Extracts from a graphics dataset →
* * * *

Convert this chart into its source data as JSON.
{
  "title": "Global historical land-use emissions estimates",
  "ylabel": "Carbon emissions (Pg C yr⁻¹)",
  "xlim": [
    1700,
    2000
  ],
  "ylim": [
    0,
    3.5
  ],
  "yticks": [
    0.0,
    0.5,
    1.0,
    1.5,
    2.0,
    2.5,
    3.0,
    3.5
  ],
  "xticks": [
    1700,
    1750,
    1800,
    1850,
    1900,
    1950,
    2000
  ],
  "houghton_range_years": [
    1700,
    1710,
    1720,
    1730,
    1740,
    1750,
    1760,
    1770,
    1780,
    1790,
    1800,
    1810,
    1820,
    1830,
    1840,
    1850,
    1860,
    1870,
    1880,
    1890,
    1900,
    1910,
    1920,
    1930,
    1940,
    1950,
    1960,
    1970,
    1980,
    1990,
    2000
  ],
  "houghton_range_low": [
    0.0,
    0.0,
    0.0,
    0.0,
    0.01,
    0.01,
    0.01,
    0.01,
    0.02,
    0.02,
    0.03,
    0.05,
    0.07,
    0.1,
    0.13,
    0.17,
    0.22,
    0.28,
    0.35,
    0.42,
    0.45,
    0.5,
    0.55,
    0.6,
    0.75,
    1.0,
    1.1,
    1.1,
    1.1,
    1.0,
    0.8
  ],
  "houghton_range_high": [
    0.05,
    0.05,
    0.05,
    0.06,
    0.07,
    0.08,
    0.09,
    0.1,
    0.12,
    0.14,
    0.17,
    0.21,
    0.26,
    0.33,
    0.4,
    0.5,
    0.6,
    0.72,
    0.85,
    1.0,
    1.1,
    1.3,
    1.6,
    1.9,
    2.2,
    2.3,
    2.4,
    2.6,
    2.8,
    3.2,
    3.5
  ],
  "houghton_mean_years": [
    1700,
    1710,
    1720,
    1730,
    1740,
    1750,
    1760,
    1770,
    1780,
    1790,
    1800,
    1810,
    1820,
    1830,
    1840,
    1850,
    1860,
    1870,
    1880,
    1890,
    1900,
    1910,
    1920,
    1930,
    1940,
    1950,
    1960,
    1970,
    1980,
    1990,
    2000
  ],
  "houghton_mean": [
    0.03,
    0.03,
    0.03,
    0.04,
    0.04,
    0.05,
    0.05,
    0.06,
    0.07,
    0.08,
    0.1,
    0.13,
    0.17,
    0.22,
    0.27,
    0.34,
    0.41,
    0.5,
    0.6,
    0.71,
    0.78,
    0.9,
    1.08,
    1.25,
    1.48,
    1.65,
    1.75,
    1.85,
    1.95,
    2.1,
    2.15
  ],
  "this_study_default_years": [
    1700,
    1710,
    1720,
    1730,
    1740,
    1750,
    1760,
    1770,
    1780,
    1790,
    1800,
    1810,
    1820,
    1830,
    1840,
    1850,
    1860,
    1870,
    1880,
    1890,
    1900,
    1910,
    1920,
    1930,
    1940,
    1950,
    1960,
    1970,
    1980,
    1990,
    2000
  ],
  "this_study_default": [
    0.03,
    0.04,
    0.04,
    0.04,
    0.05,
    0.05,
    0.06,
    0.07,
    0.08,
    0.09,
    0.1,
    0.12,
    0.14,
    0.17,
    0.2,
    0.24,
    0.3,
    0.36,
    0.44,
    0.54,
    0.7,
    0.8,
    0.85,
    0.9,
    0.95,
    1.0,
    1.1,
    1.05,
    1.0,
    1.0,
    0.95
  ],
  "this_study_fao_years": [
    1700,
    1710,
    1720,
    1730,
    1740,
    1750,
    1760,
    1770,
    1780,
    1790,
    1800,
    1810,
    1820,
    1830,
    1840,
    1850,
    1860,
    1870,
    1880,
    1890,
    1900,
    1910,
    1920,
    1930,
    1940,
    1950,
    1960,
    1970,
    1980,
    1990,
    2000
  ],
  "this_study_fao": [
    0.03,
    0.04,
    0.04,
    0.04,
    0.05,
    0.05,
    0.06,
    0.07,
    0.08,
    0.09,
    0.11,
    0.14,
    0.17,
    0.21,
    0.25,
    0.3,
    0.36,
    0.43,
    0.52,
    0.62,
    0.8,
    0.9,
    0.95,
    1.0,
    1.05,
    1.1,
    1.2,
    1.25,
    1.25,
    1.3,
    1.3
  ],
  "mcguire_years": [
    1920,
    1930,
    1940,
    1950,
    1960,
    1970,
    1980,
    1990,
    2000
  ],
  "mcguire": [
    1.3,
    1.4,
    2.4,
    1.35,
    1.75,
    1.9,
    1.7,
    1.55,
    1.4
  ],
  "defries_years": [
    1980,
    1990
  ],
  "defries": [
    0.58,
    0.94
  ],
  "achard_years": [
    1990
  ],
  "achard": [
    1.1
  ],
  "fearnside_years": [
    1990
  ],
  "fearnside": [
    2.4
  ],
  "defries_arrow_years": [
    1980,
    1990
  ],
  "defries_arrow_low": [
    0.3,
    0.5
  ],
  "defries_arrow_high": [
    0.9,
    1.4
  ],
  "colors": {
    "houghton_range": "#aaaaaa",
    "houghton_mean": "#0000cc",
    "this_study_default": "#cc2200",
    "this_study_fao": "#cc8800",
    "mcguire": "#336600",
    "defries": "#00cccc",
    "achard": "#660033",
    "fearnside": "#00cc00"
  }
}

* * * *

YOUR OBJECTIVE →
Can you restate every record above word for word?

COMPLETE RESPONSE →
Convert this chart into its source data as JSON.
{
  "title": "Global historical land-use emissions estimates",
  "ylabel": "Carbon emissions (Pg C yr⁻¹)",
  "xlim": [
    1700,
    2000
  ],
  "ylim": [
    0,
    3.5
  ],
  "yticks": [
    0.0,
    0.5,
    1.0,
    1.5,
    2.0,
    2.5,
    3.0,
    3.5
  ],
  "xticks": [
    1700,
    1750,
    1800,
    1850,
    1900,
    1950,
    2000
  ],
  "houghton_range_years": [
    1700,
    1710,
    1720,
    1730,
    1740,
    1750,
    1760,
    1770,
    1780,
    1790,
    1800,
    1810,
    1820,
    1830,
    1840,
    1850,
    1860,
    1870,
    1880,
    1890,
    1900,
    1910,
    1920,
    1930,
    1940,
    1950,
    1960,
    1970,
    1980,
    1990,
    2000
  ],
  "houghton_range_low": [
    0.0,
    0.0,
    0.0,
    0.0,
    0.01,
    0.01,
    0.01,
    0.01,
    0.02,
    0.02,
    0.03,
    0.05,
    0.07,
    0.1,
    0.13,
    0.17,
    0.22,
    0.28,
    0.35,
    0.42,
    0.45,
    0.5,
    0.55,
    0.6,
    0.75,
    1.0,
    1.1,
    1.1,
    1.1,
    1.0,
    0.8
  ],
  "houghton_range_high": [
    0.05,
    0.05,
    0.05,
    0.06,
    0.07,
    0.08,
    0.09,
    0.1,
    0.12,
    0.14,
    0.17,
    0.21,
    0.26,
    0.33,
    0.4,
    0.5,
    0.6,
    0.72,
    0.85,
    1.0,
    1.1,
    1.3,
    1.6,
    1.9,
    2.2,
    2.3,
    2.4,
    2.6,
    2.8,
    3.2,
    3.5
  ],
  "houghton_mean_years": [
    1700,
    1710,
    1720,
    1730,
    1740,
    1750,
    1760,
    1770,
    1780,
    1790,
    1800,
    1810,
    1820,
    1830,
    1840,
    1850,
    1860,
    1870,
    1880,
    1890,
    1900,
    1910,
    1920,
    1930,
    1940,
    1950,
    1960,
    1970,
    1980,
    1990,
    2000
  ],
  "houghton_mean": [
    0.03,
    0.03,
    0.03,
    0.04,
    0.04,
    0.05,
    0.05,
    0.06,
    0.07,
    0.08,
    0.1,
    0.13,
    0.17,
    0.22,
    0.27,
    0.34,
    0.41,
    0.5,
    0.6,
    0.71,
    0.78,
    0.9,
    1.08,
    1.25,
    1.48,
    1.65,
    1.75,
    1.85,
    1.95,
    2.1,
    2.15
  ],
  "this_study_default_years": [
    1700,
    1710,
    1720,
    1730,
    1740,
    1750,
    1760,
    1770,
    1780,
    1790,
    1800,
    1810,
    1820,
    1830,
    1840,
    1850,
    1860,
    1870,
    1880,
    1890,
    1900,
    1910,
    1920,
    1930,
    1940,
    1950,
    1960,
    1970,
    1980,
    1990,
    2000
  ],
  "this_study_default": [
    0.03,
    0.04,
    0.04,
    0.04,
    0.05,
    0.05,
    0.06,
    0.07,
    0.08,
    0.09,
    0.1,
    0.12,
    0.14,
    0.17,
    0.2,
    0.24,
    0.3,
    0.36,
    0.44,
    0.54,
    0.7,
    0.8,
    0.85,
    0.9,
    0.95,
    1.0,
    1.1,
    1.05,
    1.0,
    1.0,
    0.95
  ],
  "this_study_fao_years": [
    1700,
    1710,
    1720,
    1730,
    1740,
    1750,
    1760,
    1770,
    1780,
    1790,
    1800,
    1810,
    1820,
    1830,
    1840,
    1850,
    1860,
    1870,
    1880,
    1890,
    1900,
    1910,
    1920,
    1930,
    1940,
    1950,
    1960,
    1970,
    1980,
    1990,
    2000
  ],
  "this_study_fao": [
    0.03,
    0.04,
    0.04,
    0.04,
    0.05,
    0.05,
    0.06,
    0.07,
    0.08,
    0.09,
    0.11,
    0.14,
    0.17,
    0.21,
    0.25,
    0.3,
    0.36,
    0.43,
    0.52,
    0.62,
    0.8,
    0.9,
    0.95,
    1.0,
    1.05,
    1.1,
    1.2,
    1.25,
    1.25,
    1.3,
    1.3
  ],
  "mcguire_years": [
    1920,
    1930,
    1940,
    1950,
    1960,
    1970,
    1980,
    1990,
    2000
  ],
  "mcguire": [
    1.3,
    1.4,
    2.4,
    1.35,
    1.75,
    1.9,
    1.7,
    1.55,
    1.4
  ],
  "defries_years": [
    1980,
    1990
  ],
  "defries": [
    0.58,
    0.94
  ],
  "achard_years": [
    1990
  ],
  "achard": [
    1.1
  ],
  "fearnside_years": [
    1990
  ],
  "fearnside": [
    2.4
  ],
  "defries_arrow_years": [
    1980,
    1990
  ],
  "defries_arrow_low": [
    0.3,
    0.5
  ],
  "defries_arrow_high": [
    0.9,
    1.4
  ],
  "colors": {
    "houghton_range": "#aaaaaa",
    "houghton_mean": "#0000cc",
    "this_study_default": "#cc2200",
    "this_study_fao": "#cc8800",
    "mcguire": "#336600",
    "defries": "#00cccc",
    "achard": "#660033",
    "fearnside": "#00cc00"
  }
}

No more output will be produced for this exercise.